SET EXERCISE: Extract all lines that hold the string "องตามระเบ".

Data entries
+---+
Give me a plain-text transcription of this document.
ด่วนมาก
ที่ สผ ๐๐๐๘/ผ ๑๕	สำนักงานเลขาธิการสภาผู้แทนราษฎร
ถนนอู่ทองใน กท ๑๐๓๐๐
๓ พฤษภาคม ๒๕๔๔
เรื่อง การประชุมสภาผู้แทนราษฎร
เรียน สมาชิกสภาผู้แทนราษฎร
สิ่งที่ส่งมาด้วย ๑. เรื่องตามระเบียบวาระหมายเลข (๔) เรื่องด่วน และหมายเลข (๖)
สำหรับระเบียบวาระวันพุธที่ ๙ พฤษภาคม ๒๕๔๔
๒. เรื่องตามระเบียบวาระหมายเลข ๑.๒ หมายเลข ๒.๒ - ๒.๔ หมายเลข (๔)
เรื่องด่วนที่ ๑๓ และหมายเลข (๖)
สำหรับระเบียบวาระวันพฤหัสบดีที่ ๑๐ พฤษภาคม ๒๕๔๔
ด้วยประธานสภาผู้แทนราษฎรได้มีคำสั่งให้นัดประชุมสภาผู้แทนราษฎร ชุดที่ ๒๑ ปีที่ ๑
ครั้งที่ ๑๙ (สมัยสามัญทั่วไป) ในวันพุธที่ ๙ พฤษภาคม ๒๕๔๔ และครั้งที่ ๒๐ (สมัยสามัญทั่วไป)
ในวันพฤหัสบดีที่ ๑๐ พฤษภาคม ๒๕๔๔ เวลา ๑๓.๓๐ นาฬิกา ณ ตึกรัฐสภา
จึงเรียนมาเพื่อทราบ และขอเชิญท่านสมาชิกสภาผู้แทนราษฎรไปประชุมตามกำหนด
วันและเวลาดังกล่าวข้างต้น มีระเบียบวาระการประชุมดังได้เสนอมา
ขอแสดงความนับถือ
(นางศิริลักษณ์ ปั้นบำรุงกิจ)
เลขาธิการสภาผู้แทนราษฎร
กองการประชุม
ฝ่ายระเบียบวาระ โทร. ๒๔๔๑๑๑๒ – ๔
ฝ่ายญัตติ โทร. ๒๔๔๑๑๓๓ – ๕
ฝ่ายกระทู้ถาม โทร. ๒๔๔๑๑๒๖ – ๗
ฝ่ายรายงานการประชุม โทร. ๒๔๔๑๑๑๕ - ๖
+---+
EXERCISE RESULT:
สิ่งที่ส่งมาด้วย ๑. เรื่องตามระเบียบวาระหมายเลข (๔) เรื่องด่วน และหมายเลข (๖)
๒. เรื่องตามระเบียบวาระหมายเลข ๑.๒ หมายเลข ๒.๒ - ๒.๔ หมายเลข (๔)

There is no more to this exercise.